What you have to do: Write the listing below out again exactly, dropping the images.

Material for the task:
.....

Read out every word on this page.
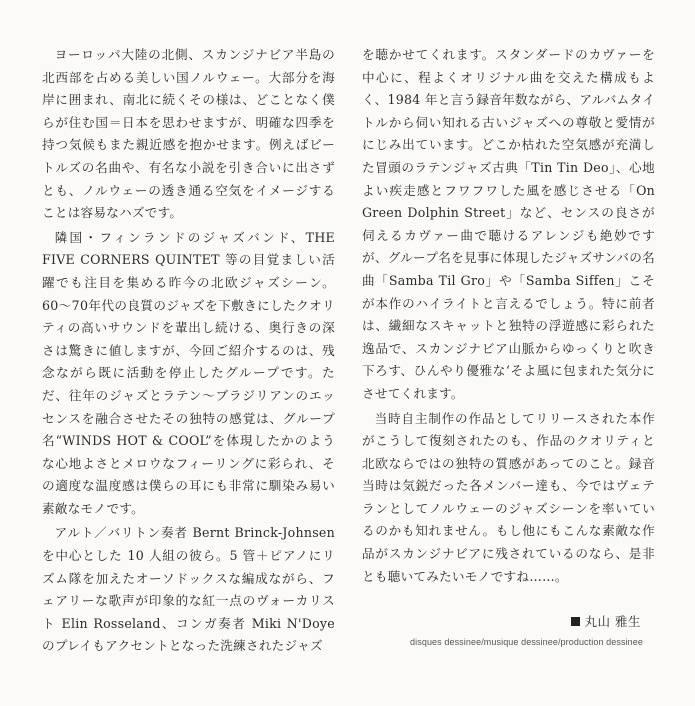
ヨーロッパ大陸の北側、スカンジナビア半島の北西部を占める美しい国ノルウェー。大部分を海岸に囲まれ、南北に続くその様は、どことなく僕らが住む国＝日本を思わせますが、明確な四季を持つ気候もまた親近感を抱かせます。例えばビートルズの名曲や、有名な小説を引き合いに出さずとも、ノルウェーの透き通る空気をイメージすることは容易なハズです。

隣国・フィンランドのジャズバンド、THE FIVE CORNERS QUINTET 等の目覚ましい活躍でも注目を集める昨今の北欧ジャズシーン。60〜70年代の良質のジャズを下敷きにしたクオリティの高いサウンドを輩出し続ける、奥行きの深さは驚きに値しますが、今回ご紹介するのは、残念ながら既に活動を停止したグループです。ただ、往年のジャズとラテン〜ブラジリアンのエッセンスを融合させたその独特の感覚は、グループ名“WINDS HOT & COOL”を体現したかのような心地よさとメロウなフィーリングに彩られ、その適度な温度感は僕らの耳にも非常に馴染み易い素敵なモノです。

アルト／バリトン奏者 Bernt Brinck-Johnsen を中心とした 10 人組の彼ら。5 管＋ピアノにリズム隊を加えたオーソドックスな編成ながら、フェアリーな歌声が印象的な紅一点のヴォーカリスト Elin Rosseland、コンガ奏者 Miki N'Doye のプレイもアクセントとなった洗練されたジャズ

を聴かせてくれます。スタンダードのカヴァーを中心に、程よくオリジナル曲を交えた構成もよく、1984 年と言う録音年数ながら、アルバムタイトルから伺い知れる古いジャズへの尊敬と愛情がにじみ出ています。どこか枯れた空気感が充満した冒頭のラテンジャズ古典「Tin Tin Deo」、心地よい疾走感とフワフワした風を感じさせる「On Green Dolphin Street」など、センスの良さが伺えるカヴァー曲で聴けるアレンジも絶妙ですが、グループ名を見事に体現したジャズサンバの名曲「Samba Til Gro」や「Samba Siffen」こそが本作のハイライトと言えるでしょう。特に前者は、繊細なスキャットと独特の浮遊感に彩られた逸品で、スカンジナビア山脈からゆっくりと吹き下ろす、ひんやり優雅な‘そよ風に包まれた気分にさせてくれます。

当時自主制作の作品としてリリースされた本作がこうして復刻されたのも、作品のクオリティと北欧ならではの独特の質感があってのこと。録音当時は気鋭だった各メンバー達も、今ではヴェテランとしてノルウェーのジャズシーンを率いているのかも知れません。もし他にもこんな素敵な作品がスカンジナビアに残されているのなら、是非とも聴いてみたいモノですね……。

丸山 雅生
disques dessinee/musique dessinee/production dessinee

.....

Exercise response:
Read out every word on this page.
ヨーロッパ大陸の北側、スカンジナビア半島の北西部を占める美しい国ノルウェー。大部分を海岸に囲まれ、南北に続くその様は、どことなく僕らが住む国＝日本を思わせますが、明確な四季を持つ気候もまた親近感を抱かせます。例えばビートルズの名曲や、有名な小説を引き合いに出さずとも、ノルウェーの透き通る空気をイメージすることは容易なハズです。

隣国・フィンランドのジャズバンド、THE FIVE CORNERS QUINTET 等の目覚ましい活躍でも注目を集める昨今の北欧ジャズシーン。60〜70年代の良質のジャズを下敷きにしたクオリティの高いサウンドを輩出し続ける、奥行きの深さは驚きに値しますが、今回ご紹介するのは、残念ながら既に活動を停止したグループです。ただ、往年のジャズとラテン〜ブラジリアンのエッセンスを融合させたその独特の感覚は、グループ名“WINDS HOT & COOL”を体現したかのような心地よさとメロウなフィーリングに彩られ、その適度な温度感は僕らの耳にも非常に馴染み易い素敵なモノです。

アルト／バリトン奏者 Bernt Brinck-Johnsen を中心とした 10 人組の彼ら。5 管＋ピアノにリズム隊を加えたオーソドックスな編成ながら、フェアリーな歌声が印象的な紅一点のヴォーカリスト Elin Rosseland、コンガ奏者 Miki N'Doye のプレイもアクセントとなった洗練されたジャズ

を聴かせてくれます。スタンダードのカヴァーを中心に、程よくオリジナル曲を交えた構成もよく、1984 年と言う録音年数ながら、アルバムタイトルから伺い知れる古いジャズへの尊敬と愛情がにじみ出ています。どこか枯れた空気感が充満した冒頭のラテンジャズ古典「Tin Tin Deo」、心地よい疾走感とフワフワした風を感じさせる「On Green Dolphin Street」など、センスの良さが伺えるカヴァー曲で聴けるアレンジも絶妙ですが、グループ名を見事に体現したジャズサンバの名曲「Samba Til Gro」や「Samba Siffen」こそが本作のハイライトと言えるでしょう。特に前者は、繊細なスキャットと独特の浮遊感に彩られた逸品で、スカンジナビア山脈からゆっくりと吹き下ろす、ひんやり優雅な‘そよ風に包まれた気分にさせてくれます。

当時自主制作の作品としてリリースされた本作がこうして復刻されたのも、作品のクオリティと北欧ならではの独特の質感があってのこと。録音当時は気鋭だった各メンバー達も、今ではヴェテランとしてノルウェーのジャズシーンを率いているのかも知れません。もし他にもこんな素敵な作品がスカンジナビアに残されているのなら、是非とも聴いてみたいモノですね……。

丸山 雅生
disques dessinee/musique dessinee/production dessinee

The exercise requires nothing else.